:: Data shown ::

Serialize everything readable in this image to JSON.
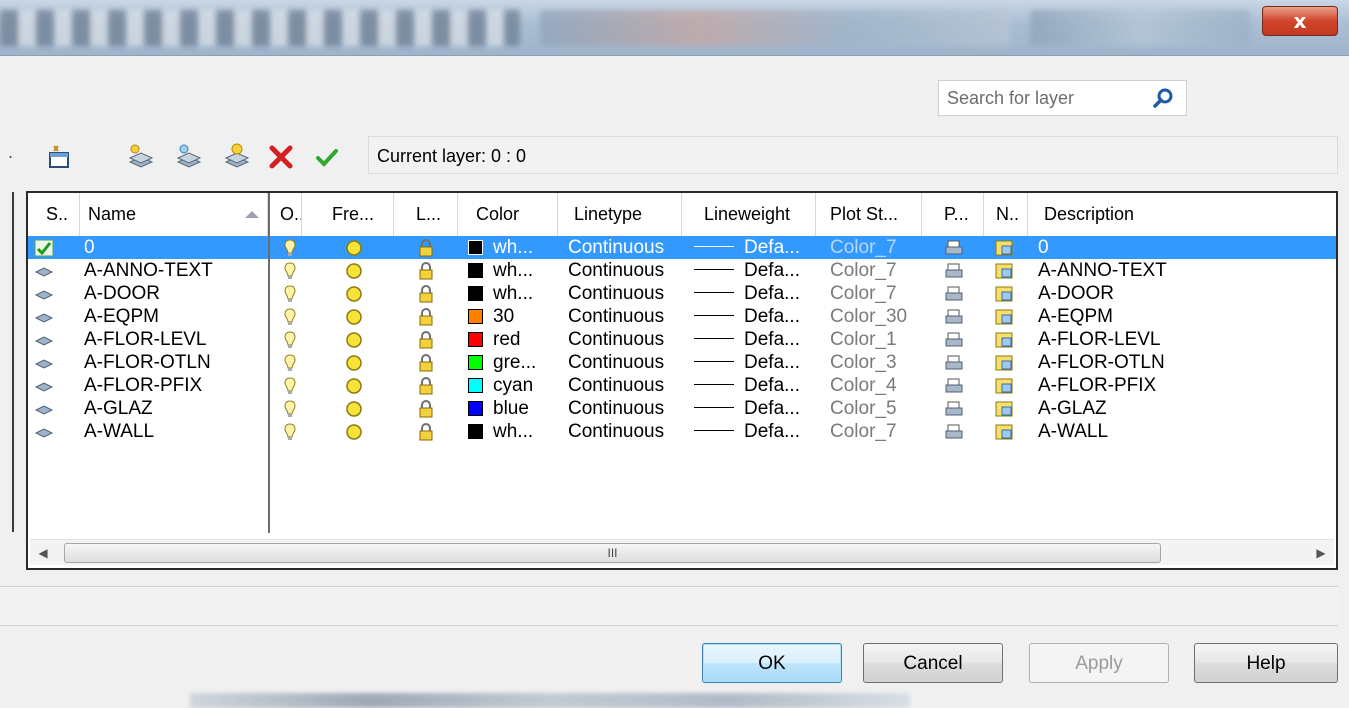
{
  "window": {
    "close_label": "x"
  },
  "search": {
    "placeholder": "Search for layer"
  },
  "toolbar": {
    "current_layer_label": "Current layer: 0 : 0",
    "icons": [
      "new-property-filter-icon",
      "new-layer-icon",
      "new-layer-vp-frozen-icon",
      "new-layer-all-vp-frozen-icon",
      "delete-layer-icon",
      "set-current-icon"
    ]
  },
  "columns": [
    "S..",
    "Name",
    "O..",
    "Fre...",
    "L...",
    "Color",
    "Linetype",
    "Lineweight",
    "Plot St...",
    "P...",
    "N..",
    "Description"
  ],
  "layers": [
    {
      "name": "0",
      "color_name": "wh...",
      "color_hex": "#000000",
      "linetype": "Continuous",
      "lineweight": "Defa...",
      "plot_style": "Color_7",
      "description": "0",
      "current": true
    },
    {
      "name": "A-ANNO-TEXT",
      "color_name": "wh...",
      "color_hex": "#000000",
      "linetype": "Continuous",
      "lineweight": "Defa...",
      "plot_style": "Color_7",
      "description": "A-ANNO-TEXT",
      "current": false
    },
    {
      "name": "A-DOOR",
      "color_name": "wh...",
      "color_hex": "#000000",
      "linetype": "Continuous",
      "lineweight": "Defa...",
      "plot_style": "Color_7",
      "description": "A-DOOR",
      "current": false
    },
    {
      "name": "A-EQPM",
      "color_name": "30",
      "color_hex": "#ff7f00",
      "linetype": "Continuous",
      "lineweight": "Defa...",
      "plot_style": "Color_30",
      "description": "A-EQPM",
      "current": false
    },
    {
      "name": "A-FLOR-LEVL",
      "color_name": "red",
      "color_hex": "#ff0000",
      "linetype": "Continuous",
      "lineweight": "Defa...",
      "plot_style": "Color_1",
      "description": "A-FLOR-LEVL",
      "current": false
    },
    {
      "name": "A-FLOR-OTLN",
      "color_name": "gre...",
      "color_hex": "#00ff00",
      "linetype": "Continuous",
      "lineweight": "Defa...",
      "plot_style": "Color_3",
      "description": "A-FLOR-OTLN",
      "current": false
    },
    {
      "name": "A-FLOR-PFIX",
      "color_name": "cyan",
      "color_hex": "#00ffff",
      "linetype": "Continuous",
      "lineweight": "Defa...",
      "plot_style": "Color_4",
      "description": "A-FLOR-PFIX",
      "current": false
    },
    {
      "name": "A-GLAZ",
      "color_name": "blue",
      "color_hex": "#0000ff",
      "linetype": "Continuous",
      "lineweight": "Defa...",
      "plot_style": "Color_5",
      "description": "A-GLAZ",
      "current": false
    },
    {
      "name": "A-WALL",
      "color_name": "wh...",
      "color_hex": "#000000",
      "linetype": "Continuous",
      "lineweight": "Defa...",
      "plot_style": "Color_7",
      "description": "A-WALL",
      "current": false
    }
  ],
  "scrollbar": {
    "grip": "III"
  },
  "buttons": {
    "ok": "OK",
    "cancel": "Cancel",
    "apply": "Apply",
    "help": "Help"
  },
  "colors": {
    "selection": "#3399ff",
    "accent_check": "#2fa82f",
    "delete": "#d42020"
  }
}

:::

Using the listing above, show each line holding the string "TEXT".

[Answer for the task]
      "name": "A-ANNO-TEXT",
      "description": "A-ANNO-TEXT",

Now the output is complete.